Data excerpts
..........
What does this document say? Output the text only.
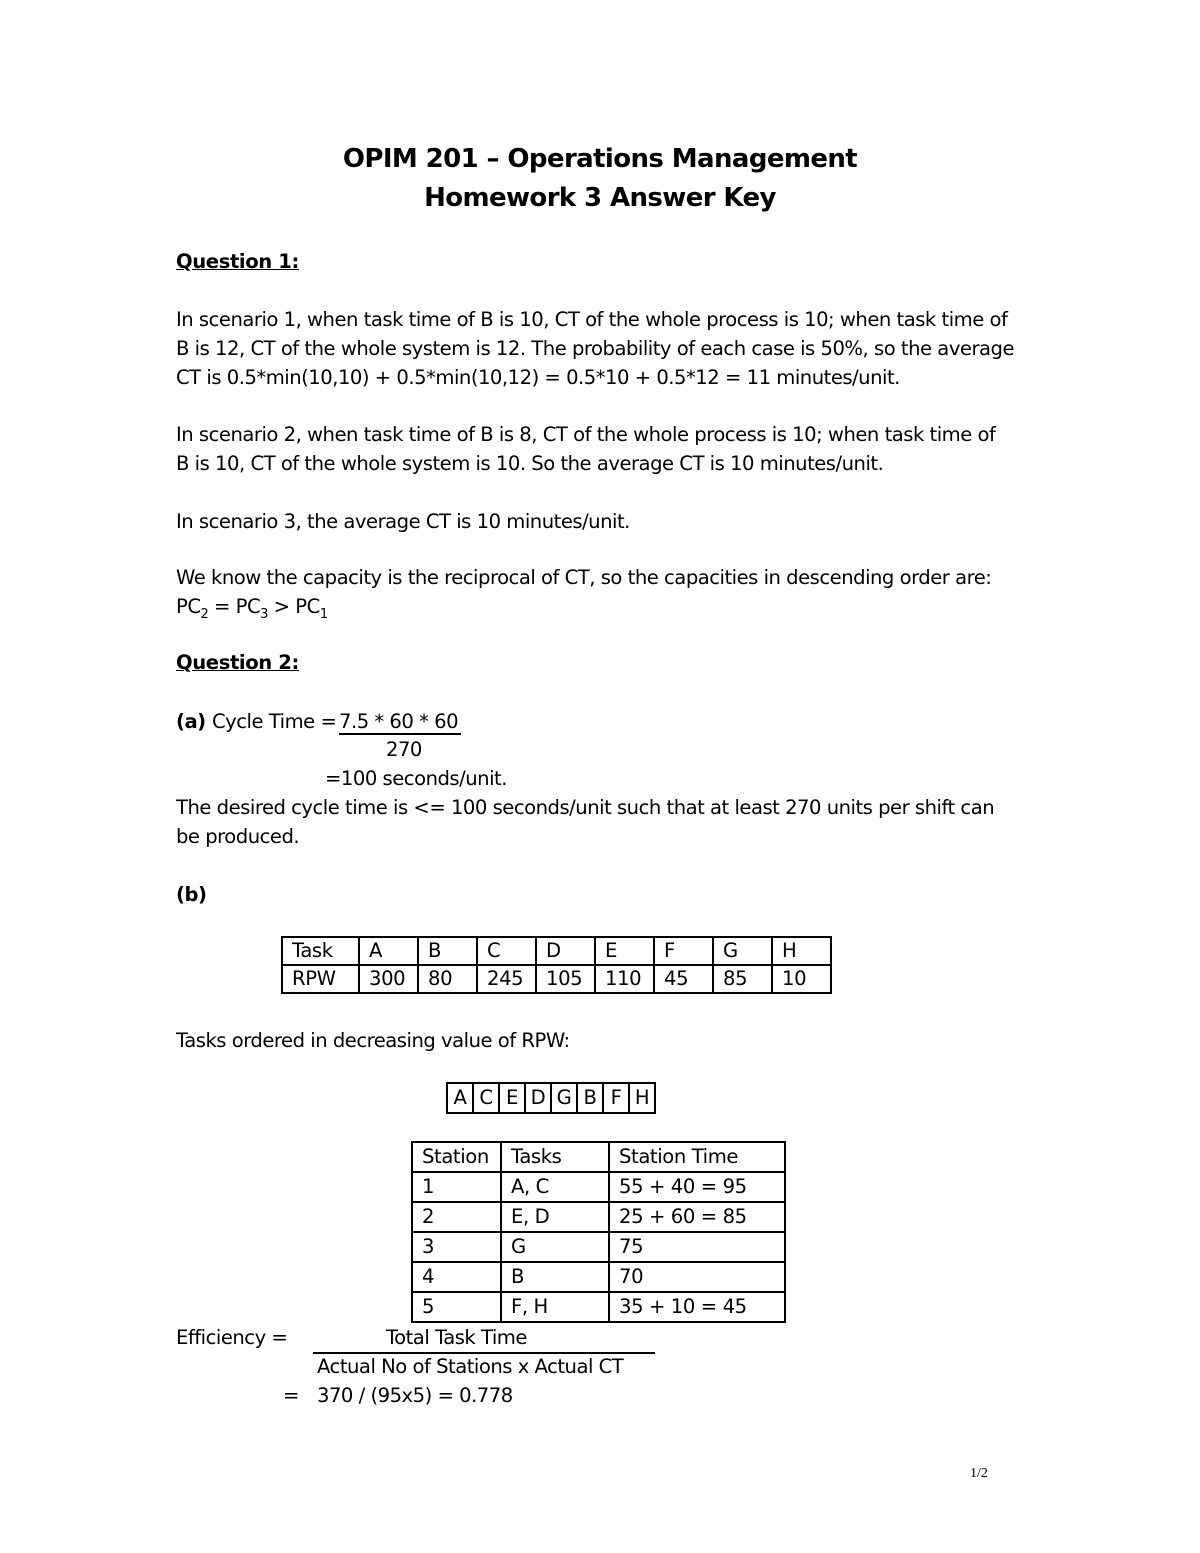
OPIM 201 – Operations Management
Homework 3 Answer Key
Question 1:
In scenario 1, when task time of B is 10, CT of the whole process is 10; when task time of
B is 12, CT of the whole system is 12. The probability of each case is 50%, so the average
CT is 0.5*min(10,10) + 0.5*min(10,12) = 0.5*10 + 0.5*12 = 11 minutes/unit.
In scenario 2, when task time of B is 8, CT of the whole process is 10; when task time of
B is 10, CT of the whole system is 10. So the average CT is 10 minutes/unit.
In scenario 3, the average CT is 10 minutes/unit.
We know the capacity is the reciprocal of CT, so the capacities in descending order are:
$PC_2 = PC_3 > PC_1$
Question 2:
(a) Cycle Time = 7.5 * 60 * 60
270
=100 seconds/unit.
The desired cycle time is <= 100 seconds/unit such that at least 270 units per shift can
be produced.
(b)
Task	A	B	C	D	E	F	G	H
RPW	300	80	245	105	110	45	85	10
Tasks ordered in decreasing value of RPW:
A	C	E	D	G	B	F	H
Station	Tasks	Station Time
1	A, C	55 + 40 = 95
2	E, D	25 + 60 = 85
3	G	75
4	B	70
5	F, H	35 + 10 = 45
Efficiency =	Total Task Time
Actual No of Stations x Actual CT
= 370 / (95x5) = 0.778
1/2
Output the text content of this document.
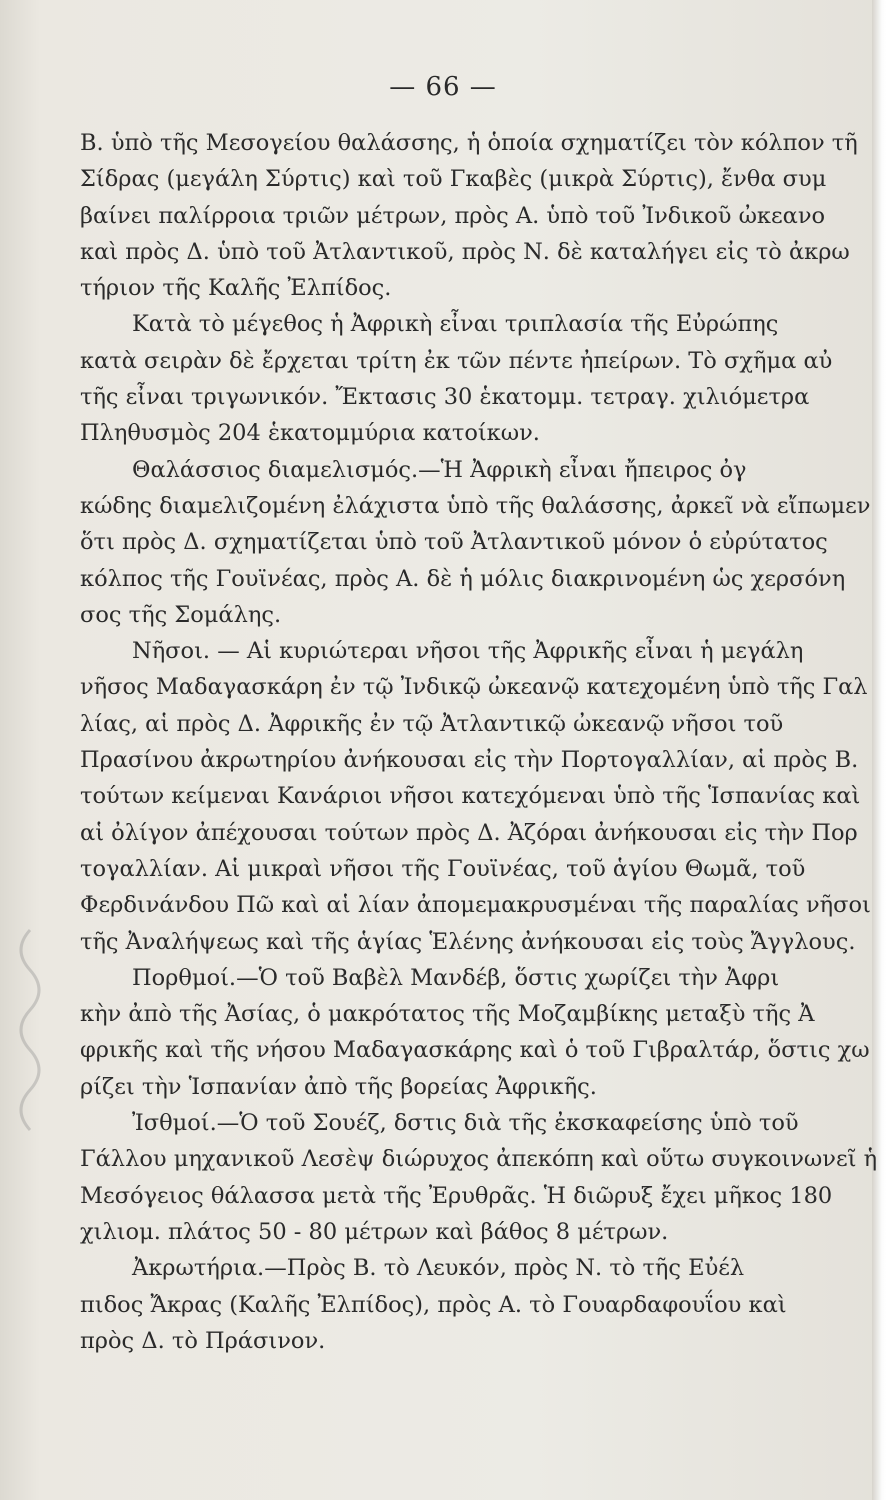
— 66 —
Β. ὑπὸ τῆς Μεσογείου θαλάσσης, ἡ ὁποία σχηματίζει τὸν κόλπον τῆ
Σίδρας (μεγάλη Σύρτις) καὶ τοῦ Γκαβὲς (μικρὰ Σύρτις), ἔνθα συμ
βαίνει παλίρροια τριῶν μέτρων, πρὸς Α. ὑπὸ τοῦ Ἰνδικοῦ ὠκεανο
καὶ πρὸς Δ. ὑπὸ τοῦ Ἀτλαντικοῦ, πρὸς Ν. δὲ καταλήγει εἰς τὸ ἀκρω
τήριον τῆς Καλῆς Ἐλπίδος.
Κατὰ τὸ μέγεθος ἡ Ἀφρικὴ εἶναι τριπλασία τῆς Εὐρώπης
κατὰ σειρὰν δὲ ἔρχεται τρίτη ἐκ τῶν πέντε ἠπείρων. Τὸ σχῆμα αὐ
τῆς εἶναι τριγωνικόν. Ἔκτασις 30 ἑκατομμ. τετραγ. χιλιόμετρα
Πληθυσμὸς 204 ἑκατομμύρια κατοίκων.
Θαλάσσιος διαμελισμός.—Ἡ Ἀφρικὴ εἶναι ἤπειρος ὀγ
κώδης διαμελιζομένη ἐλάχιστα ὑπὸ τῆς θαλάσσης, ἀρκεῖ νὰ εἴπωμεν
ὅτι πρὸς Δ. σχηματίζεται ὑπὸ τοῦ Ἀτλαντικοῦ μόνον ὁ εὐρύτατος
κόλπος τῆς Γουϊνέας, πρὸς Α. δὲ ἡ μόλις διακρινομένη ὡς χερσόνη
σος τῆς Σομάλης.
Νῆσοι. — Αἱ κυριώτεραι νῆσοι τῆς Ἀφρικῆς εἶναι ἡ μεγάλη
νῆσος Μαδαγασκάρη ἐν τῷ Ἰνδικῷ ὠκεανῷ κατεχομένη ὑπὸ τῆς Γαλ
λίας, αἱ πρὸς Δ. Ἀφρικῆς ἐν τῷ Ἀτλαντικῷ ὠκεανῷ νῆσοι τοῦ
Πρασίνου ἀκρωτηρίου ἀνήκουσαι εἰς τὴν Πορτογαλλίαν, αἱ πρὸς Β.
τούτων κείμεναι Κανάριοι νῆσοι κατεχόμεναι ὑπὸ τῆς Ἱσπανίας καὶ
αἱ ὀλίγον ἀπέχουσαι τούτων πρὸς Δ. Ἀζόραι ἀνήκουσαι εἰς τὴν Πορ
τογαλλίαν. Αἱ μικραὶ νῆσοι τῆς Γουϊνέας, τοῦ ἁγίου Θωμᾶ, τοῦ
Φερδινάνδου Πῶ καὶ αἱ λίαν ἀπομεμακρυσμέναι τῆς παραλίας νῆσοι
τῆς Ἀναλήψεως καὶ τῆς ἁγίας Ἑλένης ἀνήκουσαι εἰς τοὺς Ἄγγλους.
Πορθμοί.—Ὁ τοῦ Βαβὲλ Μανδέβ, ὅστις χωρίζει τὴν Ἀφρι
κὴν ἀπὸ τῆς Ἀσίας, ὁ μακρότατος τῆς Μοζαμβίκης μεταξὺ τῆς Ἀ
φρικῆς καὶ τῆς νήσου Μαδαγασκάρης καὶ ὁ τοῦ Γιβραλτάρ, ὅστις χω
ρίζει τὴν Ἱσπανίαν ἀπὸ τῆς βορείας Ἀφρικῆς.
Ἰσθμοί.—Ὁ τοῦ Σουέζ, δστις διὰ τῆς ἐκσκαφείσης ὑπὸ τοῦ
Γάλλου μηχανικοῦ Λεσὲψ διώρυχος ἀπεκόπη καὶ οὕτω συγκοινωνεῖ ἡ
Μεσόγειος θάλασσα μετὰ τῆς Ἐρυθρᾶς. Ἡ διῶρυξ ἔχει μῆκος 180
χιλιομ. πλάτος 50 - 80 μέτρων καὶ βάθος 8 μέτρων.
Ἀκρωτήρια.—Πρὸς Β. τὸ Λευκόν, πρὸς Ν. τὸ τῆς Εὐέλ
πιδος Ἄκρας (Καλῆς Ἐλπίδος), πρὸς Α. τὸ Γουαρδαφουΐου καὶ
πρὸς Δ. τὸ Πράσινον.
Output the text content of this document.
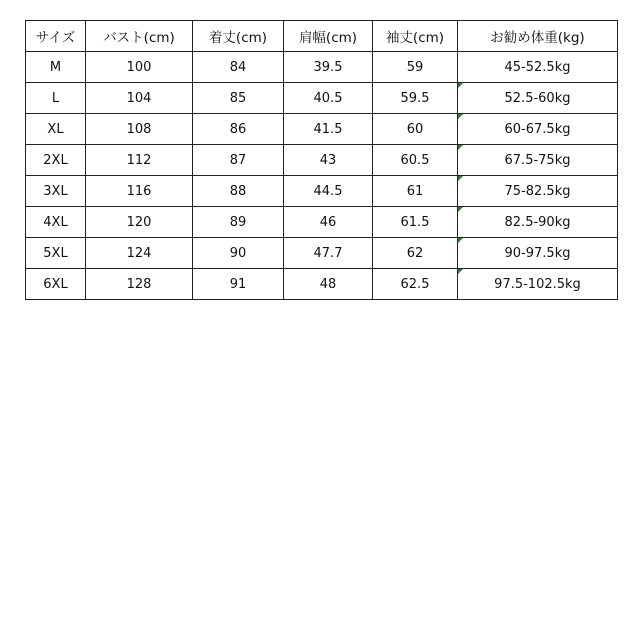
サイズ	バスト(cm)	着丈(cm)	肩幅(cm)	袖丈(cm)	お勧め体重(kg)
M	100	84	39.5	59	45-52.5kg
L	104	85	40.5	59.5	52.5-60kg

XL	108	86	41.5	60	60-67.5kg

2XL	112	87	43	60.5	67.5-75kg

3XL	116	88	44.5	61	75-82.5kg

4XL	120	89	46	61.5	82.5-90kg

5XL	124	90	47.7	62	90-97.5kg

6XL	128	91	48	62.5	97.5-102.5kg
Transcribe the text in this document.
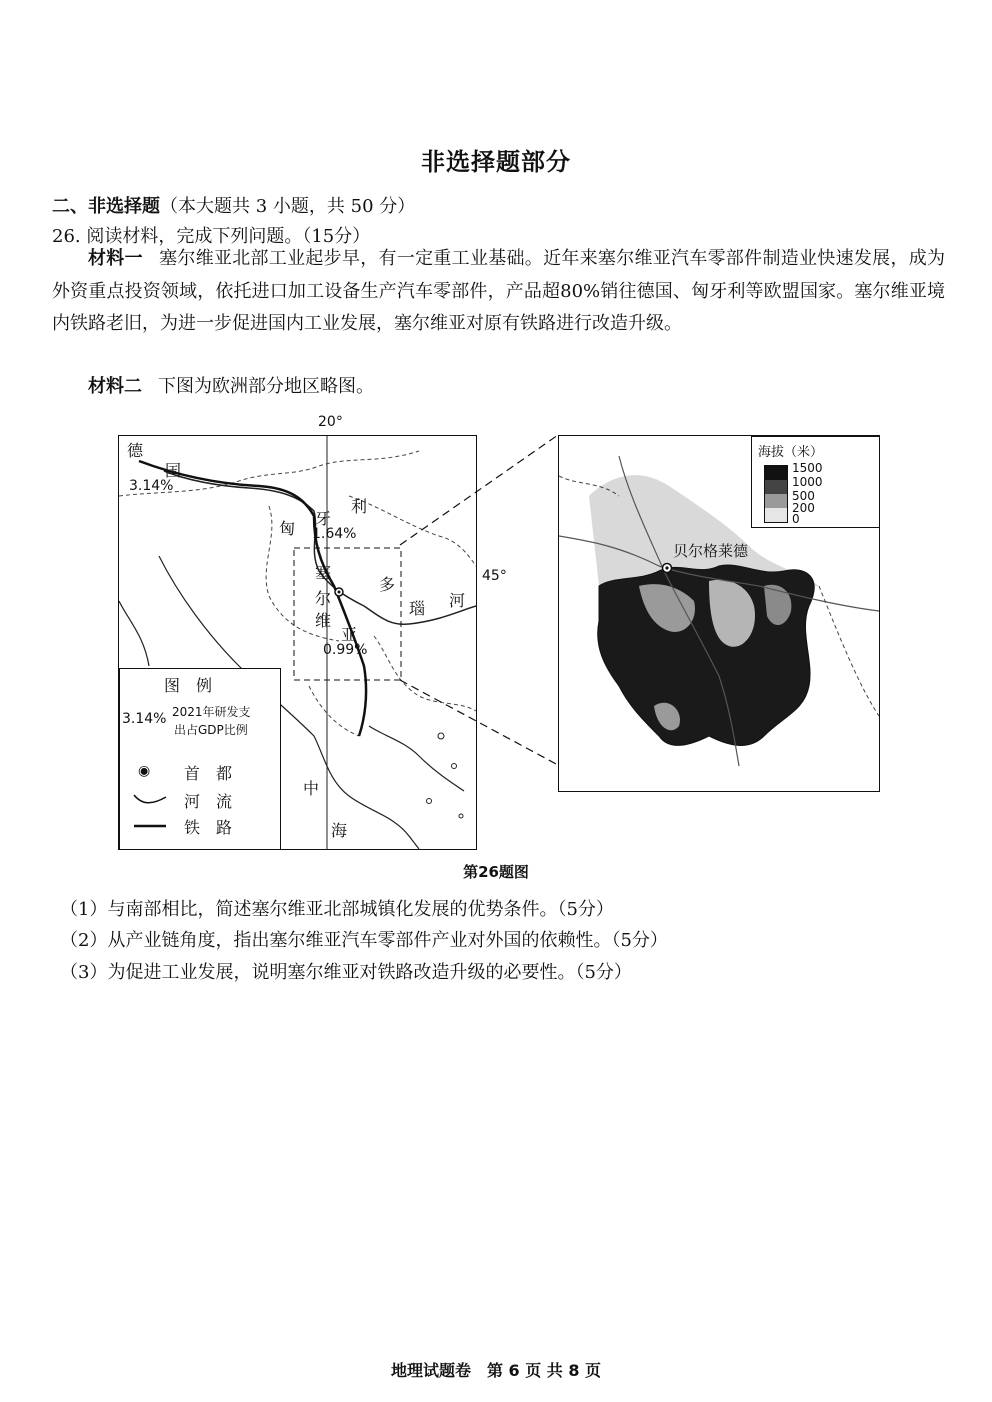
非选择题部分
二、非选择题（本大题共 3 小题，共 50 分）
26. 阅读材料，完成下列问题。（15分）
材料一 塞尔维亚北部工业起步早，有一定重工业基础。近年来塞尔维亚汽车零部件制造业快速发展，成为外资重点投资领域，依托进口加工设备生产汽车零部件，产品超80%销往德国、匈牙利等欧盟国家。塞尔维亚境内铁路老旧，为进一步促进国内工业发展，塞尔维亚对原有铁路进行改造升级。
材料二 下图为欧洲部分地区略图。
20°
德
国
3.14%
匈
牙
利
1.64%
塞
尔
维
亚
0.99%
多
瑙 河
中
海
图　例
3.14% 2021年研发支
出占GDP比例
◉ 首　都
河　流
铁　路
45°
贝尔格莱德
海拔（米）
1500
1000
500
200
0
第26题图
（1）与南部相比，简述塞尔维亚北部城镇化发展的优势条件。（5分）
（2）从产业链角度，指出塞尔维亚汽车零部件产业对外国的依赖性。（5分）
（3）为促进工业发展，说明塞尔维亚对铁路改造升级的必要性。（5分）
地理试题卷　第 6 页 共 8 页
..........
**PROBLEM TO WORK ON**
Exclude every picture and copy the remaining data exactly.

**TASK SOLUTION**
What does this document say? Output the text only.
OPIM 201 – Operations Management
Homework 3 Answer Key
Question 1:
In scenario 1, when task time of B is 10, CT of the whole process is 10; when task time of
B is 12, CT of the whole system is 12. The probability of each case is 50%, so the average
CT is 0.5*min(10,10) + 0.5*min(10,12) = 0.5*10 + 0.5*12 = 11 minutes/unit.
In scenario 2, when task time of B is 8, CT of the whole process is 10; when task time of
B is 10, CT of the whole system is 10. So the average CT is 10 minutes/unit.
In scenario 3, the average CT is 10 minutes/unit.
We know the capacity is the reciprocal of CT, so the capacities in descending order are:
$PC_2 = PC_3 > PC_1$
Question 2:
(a) Cycle Time = 7.5 * 60 * 60
270
=100 seconds/unit.
The desired cycle time is <= 100 seconds/unit such that at least 270 units per shift can
be produced.
(b)
Task	A	B	C	D	E	F	G	H
RPW	300	80	245	105	110	45	85	10
Tasks ordered in decreasing value of RPW:
A	C	E	D	G	B	F	H
Station	Tasks	Station Time
1	A, C	55 + 40 = 95
2	E, D	25 + 60 = 85
3	G	75
4	B	70
5	F, H	35 + 10 = 45
Efficiency =	Total Task Time
Actual No of Stations x Actual CT
= 370 / (95x5) = 0.778
1/2
Output the text content of this document.
— 66 —
Β. ὑπὸ τῆς Μεσογείου θαλάσσης, ἡ ὁποία σχηματίζει τὸν κόλπον τῆ
Σίδρας (μεγάλη Σύρτις) καὶ τοῦ Γκαβὲς (μικρὰ Σύρτις), ἔνθα συμ
βαίνει παλίρροια τριῶν μέτρων, πρὸς Α. ὑπὸ τοῦ Ἰνδικοῦ ὠκεανο
καὶ πρὸς Δ. ὑπὸ τοῦ Ἀτλαντικοῦ, πρὸς Ν. δὲ καταλήγει εἰς τὸ ἀκρω
τήριον τῆς Καλῆς Ἐλπίδος.
Κατὰ τὸ μέγεθος ἡ Ἀφρικὴ εἶναι τριπλασία τῆς Εὐρώπης
κατὰ σειρὰν δὲ ἔρχεται τρίτη ἐκ τῶν πέντε ἠπείρων. Τὸ σχῆμα αὐ
τῆς εἶναι τριγωνικόν. Ἔκτασις 30 ἑκατομμ. τετραγ. χιλιόμετρα
Πληθυσμὸς 204 ἑκατομμύρια κατοίκων.
Θαλάσσιος διαμελισμός.—Ἡ Ἀφρικὴ εἶναι ἤπειρος ὀγ
κώδης διαμελιζομένη ἐλάχιστα ὑπὸ τῆς θαλάσσης, ἀρκεῖ νὰ εἴπωμεν
ὅτι πρὸς Δ. σχηματίζεται ὑπὸ τοῦ Ἀτλαντικοῦ μόνον ὁ εὐρύτατος
κόλπος τῆς Γουϊνέας, πρὸς Α. δὲ ἡ μόλις διακρινομένη ὡς χερσόνη
σος τῆς Σομάλης.
Νῆσοι. — Αἱ κυριώτεραι νῆσοι τῆς Ἀφρικῆς εἶναι ἡ μεγάλη
νῆσος Μαδαγασκάρη ἐν τῷ Ἰνδικῷ ὠκεανῷ κατεχομένη ὑπὸ τῆς Γαλ
λίας, αἱ πρὸς Δ. Ἀφρικῆς ἐν τῷ Ἀτλαντικῷ ὠκεανῷ νῆσοι τοῦ
Πρασίνου ἀκρωτηρίου ἀνήκουσαι εἰς τὴν Πορτογαλλίαν, αἱ πρὸς Β.
τούτων κείμεναι Κανάριοι νῆσοι κατεχόμεναι ὑπὸ τῆς Ἱσπανίας καὶ
αἱ ὀλίγον ἀπέχουσαι τούτων πρὸς Δ. Ἀζόραι ἀνήκουσαι εἰς τὴν Πορ
τογαλλίαν. Αἱ μικραὶ νῆσοι τῆς Γουϊνέας, τοῦ ἁγίου Θωμᾶ, τοῦ
Φερδινάνδου Πῶ καὶ αἱ λίαν ἀπομεμακρυσμέναι τῆς παραλίας νῆσοι
τῆς Ἀναλήψεως καὶ τῆς ἁγίας Ἑλένης ἀνήκουσαι εἰς τοὺς Ἄγγλους.
Πορθμοί.—Ὁ τοῦ Βαβὲλ Μανδέβ, ὅστις χωρίζει τὴν Ἀφρι
κὴν ἀπὸ τῆς Ἀσίας, ὁ μακρότατος τῆς Μοζαμβίκης μεταξὺ τῆς Ἀ
φρικῆς καὶ τῆς νήσου Μαδαγασκάρης καὶ ὁ τοῦ Γιβραλτάρ, ὅστις χω
ρίζει τὴν Ἱσπανίαν ἀπὸ τῆς βορείας Ἀφρικῆς.
Ἰσθμοί.—Ὁ τοῦ Σουέζ, δστις διὰ τῆς ἐκσκαφείσης ὑπὸ τοῦ
Γάλλου μηχανικοῦ Λεσὲψ διώρυχος ἀπεκόπη καὶ οὕτω συγκοινωνεῖ ἡ
Μεσόγειος θάλασσα μετὰ τῆς Ἐρυθρᾶς. Ἡ διῶρυξ ἔχει μῆκος 180
χιλιομ. πλάτος 50 - 80 μέτρων καὶ βάθος 8 μέτρων.
Ἀκρωτήρια.—Πρὸς Β. τὸ Λευκόν, πρὸς Ν. τὸ τῆς Εὐέλ
πιδος Ἄκρας (Καλῆς Ἐλπίδος), πρὸς Α. τὸ Γουαρδαφουΐου καὶ
πρὸς Δ. τὸ Πράσινον.
Output the text content of this document.
サイズ	バスト(cm)	着丈(cm)	肩幅(cm)	袖丈(cm)	お勧め体重(kg)
M	100	84	39.5	59	45-52.5kg
L	104	85	40.5	59.5	52.5-60kg

XL	108	86	41.5	60	60-67.5kg

2XL	112	87	43	60.5	67.5-75kg

3XL	116	88	44.5	61	75-82.5kg

4XL	120	89	46	61.5	82.5-90kg

5XL	124	90	47.7	62	90-97.5kg

6XL	128	91	48	62.5	97.5-102.5kg
Transcribe the text in this document.
非选择题部分
二、非选择题（本大题共 3 小题，共 50 分）
26. 阅读材料，完成下列问题。（15分）
材料一 塞尔维亚北部工业起步早，有一定重工业基础。近年来塞尔维亚汽车零部件制造业快速发展，成为外资重点投资领域，依托进口加工设备生产汽车零部件，产品超80%销往德国、匈牙利等欧盟国家。塞尔维亚境内铁路老旧，为进一步促进国内工业发展，塞尔维亚对原有铁路进行改造升级。
材料二 下图为欧洲部分地区略图。
20°
德
国
3.14%
匈
牙
利
1.64%
塞
尔
维
亚
0.99%
多
瑙 河
中
海
图　例
3.14% 2021年研发支
出占GDP比例
◉ 首　都
河　流
铁　路
45°
贝尔格莱德
海拔（米）
1500
1000
500
200
0
第26题图
（1）与南部相比，简述塞尔维亚北部城镇化发展的优势条件。（5分）
（2）从产业链角度，指出塞尔维亚汽车零部件产业对外国的依赖性。（5分）
（3）为促进工业发展，说明塞尔维亚对铁路改造升级的必要性。（5分）
地理试题卷　第 6 页 共 8 页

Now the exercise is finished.